_Exercise requirements:_ Filter the entries and keep only the lines where the string "Herdecke" appears.

_Data listing:_
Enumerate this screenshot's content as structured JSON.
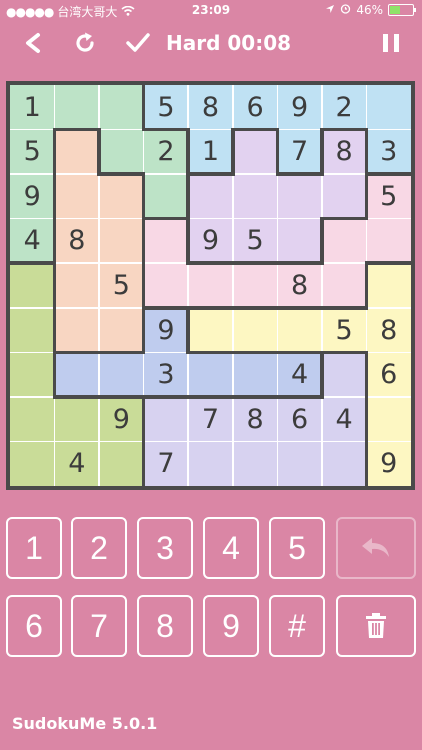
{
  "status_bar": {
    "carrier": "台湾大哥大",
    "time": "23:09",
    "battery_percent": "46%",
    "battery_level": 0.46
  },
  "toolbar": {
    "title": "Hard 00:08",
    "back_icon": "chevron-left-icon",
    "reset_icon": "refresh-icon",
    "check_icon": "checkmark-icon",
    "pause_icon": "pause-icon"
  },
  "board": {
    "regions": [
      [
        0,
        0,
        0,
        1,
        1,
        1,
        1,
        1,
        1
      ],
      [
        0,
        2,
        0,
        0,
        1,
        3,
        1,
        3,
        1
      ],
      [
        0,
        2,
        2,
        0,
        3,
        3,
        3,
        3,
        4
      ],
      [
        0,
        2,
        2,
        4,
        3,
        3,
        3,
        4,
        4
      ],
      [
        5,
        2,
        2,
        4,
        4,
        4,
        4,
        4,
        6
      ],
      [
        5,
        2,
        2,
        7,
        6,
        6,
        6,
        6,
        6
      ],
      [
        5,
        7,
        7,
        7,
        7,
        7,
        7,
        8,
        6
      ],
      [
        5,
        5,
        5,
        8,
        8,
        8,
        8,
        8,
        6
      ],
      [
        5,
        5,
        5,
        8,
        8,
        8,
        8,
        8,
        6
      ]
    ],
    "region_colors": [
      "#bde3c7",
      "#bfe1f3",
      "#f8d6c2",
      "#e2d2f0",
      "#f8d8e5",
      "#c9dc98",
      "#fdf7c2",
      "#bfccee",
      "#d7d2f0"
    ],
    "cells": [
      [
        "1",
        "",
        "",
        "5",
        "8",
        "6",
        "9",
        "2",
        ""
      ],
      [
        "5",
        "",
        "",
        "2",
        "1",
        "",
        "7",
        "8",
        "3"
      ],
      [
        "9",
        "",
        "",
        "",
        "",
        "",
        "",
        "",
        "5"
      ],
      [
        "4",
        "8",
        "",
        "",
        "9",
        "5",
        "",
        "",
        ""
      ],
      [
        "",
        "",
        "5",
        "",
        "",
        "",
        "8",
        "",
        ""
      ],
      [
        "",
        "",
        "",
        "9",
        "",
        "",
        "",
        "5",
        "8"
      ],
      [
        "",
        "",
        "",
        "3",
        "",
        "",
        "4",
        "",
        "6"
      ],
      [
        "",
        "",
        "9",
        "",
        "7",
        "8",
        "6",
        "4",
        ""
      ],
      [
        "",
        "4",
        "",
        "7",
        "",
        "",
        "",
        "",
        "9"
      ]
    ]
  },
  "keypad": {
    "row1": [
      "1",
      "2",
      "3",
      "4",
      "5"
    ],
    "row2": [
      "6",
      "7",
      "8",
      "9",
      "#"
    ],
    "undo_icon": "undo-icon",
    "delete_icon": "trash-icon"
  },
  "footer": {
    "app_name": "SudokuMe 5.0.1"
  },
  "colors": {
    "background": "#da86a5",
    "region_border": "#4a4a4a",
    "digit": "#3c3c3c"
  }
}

---

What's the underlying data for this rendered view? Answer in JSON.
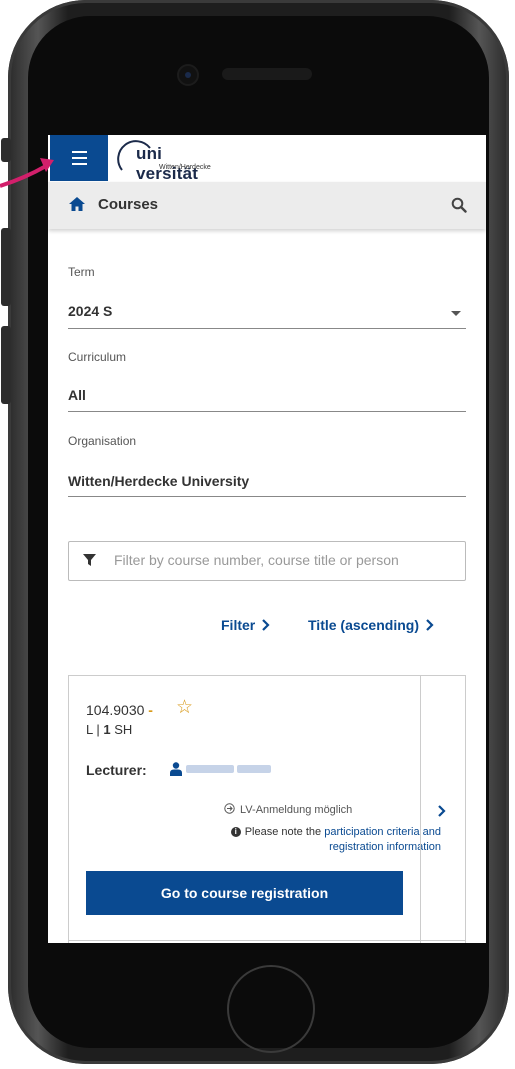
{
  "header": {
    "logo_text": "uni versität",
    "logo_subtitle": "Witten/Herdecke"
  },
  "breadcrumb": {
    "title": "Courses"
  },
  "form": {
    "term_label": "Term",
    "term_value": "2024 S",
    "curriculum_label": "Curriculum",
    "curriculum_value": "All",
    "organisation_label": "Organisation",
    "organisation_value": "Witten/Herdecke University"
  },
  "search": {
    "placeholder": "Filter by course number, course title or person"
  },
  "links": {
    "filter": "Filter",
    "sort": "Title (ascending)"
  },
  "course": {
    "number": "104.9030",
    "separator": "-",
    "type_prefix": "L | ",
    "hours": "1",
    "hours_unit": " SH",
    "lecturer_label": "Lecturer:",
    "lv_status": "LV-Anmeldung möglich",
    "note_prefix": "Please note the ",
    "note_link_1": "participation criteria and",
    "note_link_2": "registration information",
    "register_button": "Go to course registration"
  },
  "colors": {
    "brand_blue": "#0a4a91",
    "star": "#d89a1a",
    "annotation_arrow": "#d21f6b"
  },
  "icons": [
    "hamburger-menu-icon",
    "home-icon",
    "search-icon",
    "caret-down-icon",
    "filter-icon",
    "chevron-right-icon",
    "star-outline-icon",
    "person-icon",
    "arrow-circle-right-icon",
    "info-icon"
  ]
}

_Solution for this problem:_
    "logo_subtitle": "Witten/Herdecke"
    "organisation_value": "Witten/Herdecke University"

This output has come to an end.